> Set task
Wherever the string "Sénonien" appears in a line, extract that line.

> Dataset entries
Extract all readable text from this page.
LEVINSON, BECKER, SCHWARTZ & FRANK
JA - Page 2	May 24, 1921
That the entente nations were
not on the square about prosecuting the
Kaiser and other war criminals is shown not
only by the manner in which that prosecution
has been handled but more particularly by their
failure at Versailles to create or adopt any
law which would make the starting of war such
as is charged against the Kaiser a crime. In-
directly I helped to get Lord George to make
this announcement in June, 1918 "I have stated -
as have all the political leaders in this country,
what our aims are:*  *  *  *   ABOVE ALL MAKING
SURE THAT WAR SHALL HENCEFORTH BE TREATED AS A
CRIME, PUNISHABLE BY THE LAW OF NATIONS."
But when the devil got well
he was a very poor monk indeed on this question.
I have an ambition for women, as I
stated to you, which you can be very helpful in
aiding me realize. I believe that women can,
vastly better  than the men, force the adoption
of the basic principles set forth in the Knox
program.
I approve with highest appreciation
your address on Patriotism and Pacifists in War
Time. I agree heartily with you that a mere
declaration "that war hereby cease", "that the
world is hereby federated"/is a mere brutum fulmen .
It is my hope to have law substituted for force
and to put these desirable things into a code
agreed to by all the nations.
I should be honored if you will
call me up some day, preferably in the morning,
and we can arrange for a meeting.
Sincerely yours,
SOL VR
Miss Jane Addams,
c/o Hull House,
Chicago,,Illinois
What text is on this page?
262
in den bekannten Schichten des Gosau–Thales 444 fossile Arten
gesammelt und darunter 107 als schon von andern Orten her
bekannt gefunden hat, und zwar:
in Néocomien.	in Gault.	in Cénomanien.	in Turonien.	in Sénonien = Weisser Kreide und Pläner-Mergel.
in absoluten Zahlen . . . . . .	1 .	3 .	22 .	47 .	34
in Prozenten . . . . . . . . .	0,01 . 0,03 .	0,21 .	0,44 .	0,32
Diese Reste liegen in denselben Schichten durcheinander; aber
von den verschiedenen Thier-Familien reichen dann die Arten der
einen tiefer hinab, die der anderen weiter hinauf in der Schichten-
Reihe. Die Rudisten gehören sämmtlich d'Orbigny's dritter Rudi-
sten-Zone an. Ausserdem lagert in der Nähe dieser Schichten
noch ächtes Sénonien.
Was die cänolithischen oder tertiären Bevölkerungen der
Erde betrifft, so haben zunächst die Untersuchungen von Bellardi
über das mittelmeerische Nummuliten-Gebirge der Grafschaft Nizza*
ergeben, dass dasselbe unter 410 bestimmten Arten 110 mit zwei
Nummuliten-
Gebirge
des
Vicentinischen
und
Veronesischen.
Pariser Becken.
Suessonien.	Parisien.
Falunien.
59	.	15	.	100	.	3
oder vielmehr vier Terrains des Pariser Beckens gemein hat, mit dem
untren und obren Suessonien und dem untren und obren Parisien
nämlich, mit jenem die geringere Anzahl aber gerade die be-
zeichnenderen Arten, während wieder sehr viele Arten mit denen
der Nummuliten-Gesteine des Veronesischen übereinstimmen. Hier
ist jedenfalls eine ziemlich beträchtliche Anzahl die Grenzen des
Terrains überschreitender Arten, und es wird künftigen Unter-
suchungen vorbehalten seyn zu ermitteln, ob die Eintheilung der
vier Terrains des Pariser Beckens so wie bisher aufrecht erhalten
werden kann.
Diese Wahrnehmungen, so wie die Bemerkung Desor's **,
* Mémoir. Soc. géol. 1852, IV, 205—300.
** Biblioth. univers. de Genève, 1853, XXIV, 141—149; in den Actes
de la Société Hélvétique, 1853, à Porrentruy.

> The answer
in Néocomien.	in Gault.	in Cénomanien.	in Turonien.	in Sénonien = Weisser Kreide und Pläner-Mergel.
noch ächtes Sénonien.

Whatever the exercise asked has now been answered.